__Work required__. Go through the entries below and pick out every line with "ylabel".
---------- Record excerpts ----------
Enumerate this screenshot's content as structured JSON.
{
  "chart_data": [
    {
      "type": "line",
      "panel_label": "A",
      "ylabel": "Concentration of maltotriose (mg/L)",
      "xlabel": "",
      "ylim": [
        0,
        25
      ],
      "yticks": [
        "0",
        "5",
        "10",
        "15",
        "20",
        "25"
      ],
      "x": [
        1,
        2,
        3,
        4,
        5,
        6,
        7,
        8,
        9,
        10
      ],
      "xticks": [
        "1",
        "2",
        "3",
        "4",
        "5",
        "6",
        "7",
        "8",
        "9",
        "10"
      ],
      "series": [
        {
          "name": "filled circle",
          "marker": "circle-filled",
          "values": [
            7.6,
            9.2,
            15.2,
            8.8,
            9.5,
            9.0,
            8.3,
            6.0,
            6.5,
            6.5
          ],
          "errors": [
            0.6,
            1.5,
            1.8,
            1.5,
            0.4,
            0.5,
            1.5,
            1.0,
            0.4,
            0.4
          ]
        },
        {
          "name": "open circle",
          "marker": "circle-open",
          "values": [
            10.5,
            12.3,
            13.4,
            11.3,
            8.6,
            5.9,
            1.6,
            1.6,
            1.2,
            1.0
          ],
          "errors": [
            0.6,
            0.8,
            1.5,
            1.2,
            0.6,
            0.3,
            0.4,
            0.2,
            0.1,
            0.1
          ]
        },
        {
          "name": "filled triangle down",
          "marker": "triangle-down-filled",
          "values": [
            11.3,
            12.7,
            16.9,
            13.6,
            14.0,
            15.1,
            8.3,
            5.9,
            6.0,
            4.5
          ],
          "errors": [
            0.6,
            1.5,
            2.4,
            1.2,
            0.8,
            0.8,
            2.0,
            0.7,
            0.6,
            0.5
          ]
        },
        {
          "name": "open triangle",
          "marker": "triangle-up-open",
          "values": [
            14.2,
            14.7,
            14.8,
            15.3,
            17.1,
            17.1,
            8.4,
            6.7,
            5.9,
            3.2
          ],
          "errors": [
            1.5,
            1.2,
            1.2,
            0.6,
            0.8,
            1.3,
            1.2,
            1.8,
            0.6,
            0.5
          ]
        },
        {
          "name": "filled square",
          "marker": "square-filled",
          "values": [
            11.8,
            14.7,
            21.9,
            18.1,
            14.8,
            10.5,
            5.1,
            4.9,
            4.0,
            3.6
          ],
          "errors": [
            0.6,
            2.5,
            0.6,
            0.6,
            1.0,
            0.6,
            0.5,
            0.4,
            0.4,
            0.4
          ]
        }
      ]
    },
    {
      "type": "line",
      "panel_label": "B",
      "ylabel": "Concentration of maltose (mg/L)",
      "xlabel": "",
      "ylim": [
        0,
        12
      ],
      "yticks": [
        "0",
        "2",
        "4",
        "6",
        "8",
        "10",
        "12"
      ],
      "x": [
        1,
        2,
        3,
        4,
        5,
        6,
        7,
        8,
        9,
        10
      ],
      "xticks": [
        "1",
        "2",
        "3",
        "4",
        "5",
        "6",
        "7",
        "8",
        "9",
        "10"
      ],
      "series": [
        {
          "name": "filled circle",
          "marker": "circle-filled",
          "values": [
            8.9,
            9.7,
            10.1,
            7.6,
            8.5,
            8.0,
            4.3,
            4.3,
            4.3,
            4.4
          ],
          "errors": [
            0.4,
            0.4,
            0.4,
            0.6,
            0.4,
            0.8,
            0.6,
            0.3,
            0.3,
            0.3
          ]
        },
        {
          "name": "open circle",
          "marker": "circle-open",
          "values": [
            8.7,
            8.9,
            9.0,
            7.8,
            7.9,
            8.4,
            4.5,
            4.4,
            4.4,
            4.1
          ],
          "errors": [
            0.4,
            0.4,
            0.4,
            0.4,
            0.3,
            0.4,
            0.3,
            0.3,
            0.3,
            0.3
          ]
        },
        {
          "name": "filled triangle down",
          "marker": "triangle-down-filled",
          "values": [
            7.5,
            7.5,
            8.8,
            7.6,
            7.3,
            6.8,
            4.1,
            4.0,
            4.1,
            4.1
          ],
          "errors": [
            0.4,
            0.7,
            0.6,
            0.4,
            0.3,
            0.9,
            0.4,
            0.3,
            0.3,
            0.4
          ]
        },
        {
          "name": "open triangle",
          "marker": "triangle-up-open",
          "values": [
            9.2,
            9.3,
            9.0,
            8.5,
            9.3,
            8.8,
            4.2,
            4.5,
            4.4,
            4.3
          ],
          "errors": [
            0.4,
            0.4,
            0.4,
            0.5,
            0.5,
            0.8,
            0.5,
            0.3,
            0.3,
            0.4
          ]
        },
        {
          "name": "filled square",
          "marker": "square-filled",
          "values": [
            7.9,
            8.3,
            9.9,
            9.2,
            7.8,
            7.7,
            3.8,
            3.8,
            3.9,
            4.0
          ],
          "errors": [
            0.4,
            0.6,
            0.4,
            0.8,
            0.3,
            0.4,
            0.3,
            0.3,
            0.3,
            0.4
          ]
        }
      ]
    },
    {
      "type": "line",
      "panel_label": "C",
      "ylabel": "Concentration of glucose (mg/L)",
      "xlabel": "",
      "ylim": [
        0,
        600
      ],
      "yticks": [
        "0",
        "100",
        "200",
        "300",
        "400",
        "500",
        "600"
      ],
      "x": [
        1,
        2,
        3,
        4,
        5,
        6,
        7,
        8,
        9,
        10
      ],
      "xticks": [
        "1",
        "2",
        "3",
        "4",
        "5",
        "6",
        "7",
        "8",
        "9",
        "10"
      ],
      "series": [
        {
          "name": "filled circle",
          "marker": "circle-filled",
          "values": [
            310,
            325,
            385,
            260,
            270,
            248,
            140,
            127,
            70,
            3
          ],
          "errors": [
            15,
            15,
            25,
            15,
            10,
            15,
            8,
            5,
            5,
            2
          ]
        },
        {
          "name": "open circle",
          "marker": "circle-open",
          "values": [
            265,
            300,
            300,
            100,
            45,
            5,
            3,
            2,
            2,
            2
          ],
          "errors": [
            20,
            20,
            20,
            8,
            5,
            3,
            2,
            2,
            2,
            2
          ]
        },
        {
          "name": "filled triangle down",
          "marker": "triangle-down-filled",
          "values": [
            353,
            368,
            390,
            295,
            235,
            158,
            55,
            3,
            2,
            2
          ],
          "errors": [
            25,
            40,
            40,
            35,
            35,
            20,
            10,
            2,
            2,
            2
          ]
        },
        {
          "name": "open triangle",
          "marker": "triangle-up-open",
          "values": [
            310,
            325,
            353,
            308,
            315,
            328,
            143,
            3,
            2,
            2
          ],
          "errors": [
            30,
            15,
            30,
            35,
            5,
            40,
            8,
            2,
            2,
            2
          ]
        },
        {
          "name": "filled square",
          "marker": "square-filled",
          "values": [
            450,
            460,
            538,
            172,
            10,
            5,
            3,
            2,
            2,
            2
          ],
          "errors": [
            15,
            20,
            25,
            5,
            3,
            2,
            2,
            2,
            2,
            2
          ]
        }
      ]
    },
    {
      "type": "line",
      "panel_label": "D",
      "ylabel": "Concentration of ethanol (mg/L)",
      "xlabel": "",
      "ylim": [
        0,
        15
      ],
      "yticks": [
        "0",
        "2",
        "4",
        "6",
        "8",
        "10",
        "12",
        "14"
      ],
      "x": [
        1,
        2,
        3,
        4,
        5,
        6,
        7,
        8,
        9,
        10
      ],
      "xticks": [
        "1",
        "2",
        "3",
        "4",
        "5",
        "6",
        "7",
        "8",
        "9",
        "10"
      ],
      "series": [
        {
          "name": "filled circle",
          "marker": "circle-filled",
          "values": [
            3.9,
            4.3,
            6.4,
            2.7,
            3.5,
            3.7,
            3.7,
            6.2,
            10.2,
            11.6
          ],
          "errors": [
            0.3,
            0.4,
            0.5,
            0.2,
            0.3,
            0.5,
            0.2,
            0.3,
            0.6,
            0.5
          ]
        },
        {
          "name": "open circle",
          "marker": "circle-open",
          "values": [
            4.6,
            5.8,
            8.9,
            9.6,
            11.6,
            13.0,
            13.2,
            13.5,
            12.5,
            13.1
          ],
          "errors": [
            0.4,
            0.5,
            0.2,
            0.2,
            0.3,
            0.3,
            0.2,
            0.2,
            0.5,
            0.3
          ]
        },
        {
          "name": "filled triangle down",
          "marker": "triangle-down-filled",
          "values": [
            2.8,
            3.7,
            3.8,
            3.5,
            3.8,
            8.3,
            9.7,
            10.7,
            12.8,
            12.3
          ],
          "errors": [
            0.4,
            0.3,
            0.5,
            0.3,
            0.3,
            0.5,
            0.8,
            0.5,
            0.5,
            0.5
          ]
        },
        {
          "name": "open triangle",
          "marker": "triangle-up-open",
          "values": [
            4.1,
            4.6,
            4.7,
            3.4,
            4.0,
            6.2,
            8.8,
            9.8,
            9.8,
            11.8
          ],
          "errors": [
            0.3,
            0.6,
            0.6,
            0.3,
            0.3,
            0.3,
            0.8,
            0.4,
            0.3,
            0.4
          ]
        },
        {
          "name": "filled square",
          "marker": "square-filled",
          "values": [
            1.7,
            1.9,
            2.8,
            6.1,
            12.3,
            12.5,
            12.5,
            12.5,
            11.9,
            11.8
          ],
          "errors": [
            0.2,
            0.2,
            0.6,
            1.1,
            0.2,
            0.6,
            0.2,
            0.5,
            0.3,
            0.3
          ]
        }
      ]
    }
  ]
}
----------
__Exercise response__.
      "ylabel": "Concentration of maltotriose (mg/L)",
      "ylabel": "Concentration of maltose (mg/L)",
      "ylabel": "Concentration of glucose (mg/L)",
      "ylabel": "Concentration of ethanol (mg/L)",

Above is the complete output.